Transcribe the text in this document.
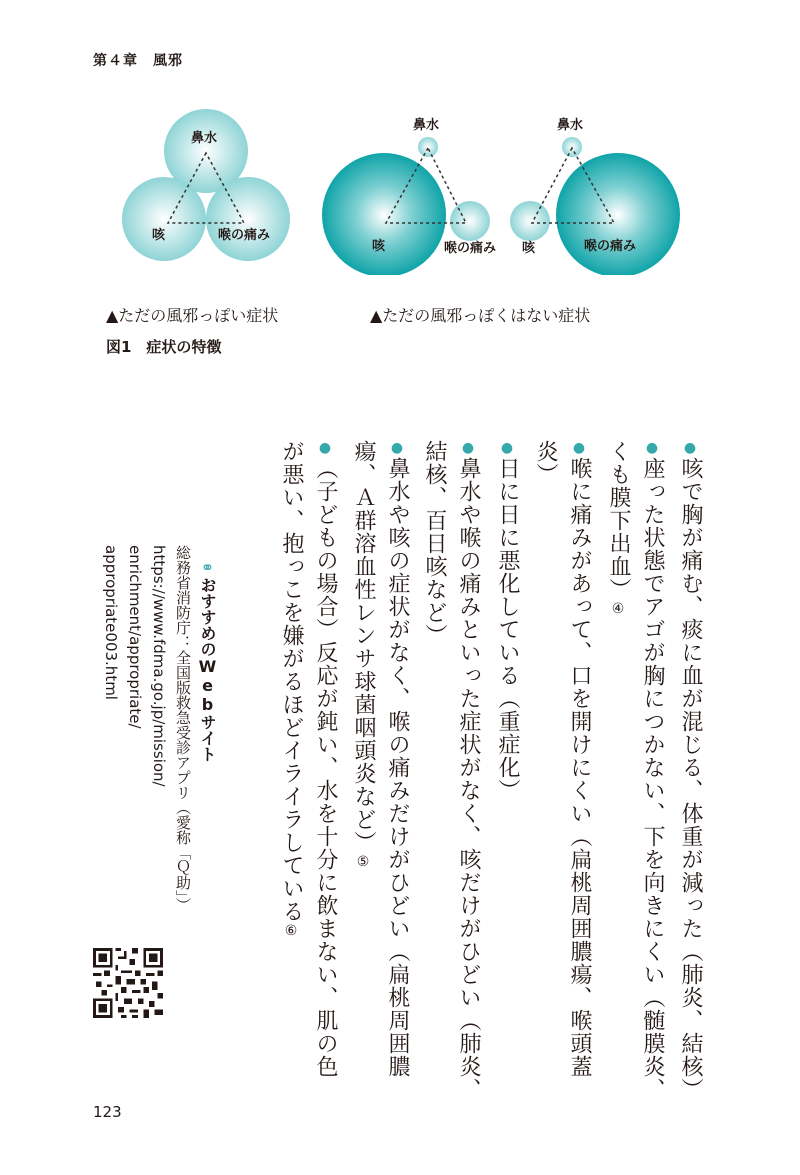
第４章　風邪
鼻水
咳	喉の痛み
鼻水
咳	喉の痛み
鼻水
咳	喉の痛み
▲ただの風邪っぽい症状	▲ただの風邪っぽくはない症状
図1　症状の特徴
●咳で胸が痛む、痰に血が混じる、体重が減った（肺炎、結核）
●座った状態でアゴが胸につかない、下を向きにくい（髄膜炎、
くも膜下出血）④
●喉に痛みがあって、口を開けにくい（扁桃周囲膿瘍、喉頭蓋
炎）
●日に日に悪化している（重症化）
●鼻水や喉の痛みといった症状がなく、咳だけがひどい（肺炎、
結核、百日咳など）
●鼻水や咳の症状がなく、喉の痛みだけがひどい（扁桃周囲膿
瘍、Ａ群溶血性レンサ球菌咽頭炎など）⑤
●（子どもの場合）反応が鈍い、水を十分に飲まない、肌の色
が悪い、抱っこを嫌がるほどイライラしている⑥

⚭おすすめのWebサイト

総務省消防庁：全国版救急受診アプリ（愛称「Ｑ助」）
https://www.fdma.go.jp/mission/
enrichment/appropriate/
appropriate003.html
123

What you need to do -
An exact transcription of all the entries is required, without the pictures.

Task answer -
Transcribe the text in this document.
第４章　風邪
鼻水
咳	喉の痛み
鼻水
咳	喉の痛み
鼻水
咳	喉の痛み
▲ただの風邪っぽい症状	▲ただの風邪っぽくはない症状
図1　症状の特徴
●咳で胸が痛む、痰に血が混じる、体重が減った（肺炎、結核）
●座った状態でアゴが胸につかない、下を向きにくい（髄膜炎、
くも膜下出血）④
●喉に痛みがあって、口を開けにくい（扁桃周囲膿瘍、喉頭蓋
炎）
●日に日に悪化している（重症化）
●鼻水や喉の痛みといった症状がなく、咳だけがひどい（肺炎、
結核、百日咳など）
●鼻水や咳の症状がなく、喉の痛みだけがひどい（扁桃周囲膿
瘍、Ａ群溶血性レンサ球菌咽頭炎など）⑤
●（子どもの場合）反応が鈍い、水を十分に飲まない、肌の色
が悪い、抱っこを嫌がるほどイライラしている⑥

⚭おすすめのWebサイト

総務省消防庁：全国版救急受診アプリ（愛称「Ｑ助」）
https://www.fdma.go.jp/mission/
enrichment/appropriate/
appropriate003.html
123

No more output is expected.